**DATA SHOWN**
>> start

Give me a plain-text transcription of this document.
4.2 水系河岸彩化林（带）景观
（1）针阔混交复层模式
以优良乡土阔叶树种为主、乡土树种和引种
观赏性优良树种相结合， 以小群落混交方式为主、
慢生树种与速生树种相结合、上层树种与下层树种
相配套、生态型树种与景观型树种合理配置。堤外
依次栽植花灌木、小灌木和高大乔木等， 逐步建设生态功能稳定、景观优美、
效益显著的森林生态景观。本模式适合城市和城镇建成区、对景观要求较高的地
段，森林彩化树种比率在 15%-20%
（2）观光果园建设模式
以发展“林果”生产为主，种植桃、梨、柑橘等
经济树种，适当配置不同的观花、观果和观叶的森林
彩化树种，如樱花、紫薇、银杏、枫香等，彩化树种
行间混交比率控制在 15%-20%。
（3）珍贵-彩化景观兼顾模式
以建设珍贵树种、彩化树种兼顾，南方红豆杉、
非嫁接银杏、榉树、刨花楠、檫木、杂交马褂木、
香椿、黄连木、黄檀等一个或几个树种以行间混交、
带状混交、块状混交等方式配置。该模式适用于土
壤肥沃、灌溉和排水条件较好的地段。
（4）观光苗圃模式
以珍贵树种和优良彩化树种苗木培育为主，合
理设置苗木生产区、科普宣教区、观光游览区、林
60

>> end

**GIVEN REQUEST**
Each entry above needs to be retyped exactly.

**TASK RESULT**
Give me a plain-text transcription of this document.
4.2 水系河岸彩化林（带）景观
（1）针阔混交复层模式
以优良乡土阔叶树种为主、乡土树种和引种
观赏性优良树种相结合， 以小群落混交方式为主、
慢生树种与速生树种相结合、上层树种与下层树种
相配套、生态型树种与景观型树种合理配置。堤外
依次栽植花灌木、小灌木和高大乔木等， 逐步建设生态功能稳定、景观优美、
效益显著的森林生态景观。本模式适合城市和城镇建成区、对景观要求较高的地
段，森林彩化树种比率在 15%-20%
（2）观光果园建设模式
以发展“林果”生产为主，种植桃、梨、柑橘等
经济树种，适当配置不同的观花、观果和观叶的森林
彩化树种，如樱花、紫薇、银杏、枫香等，彩化树种
行间混交比率控制在 15%-20%。
（3）珍贵-彩化景观兼顾模式
以建设珍贵树种、彩化树种兼顾，南方红豆杉、
非嫁接银杏、榉树、刨花楠、檫木、杂交马褂木、
香椿、黄连木、黄檀等一个或几个树种以行间混交、
带状混交、块状混交等方式配置。该模式适用于土
壤肥沃、灌溉和排水条件较好的地段。
（4）观光苗圃模式
以珍贵树种和优良彩化树种苗木培育为主，合
理设置苗木生产区、科普宣教区、观光游览区、林
60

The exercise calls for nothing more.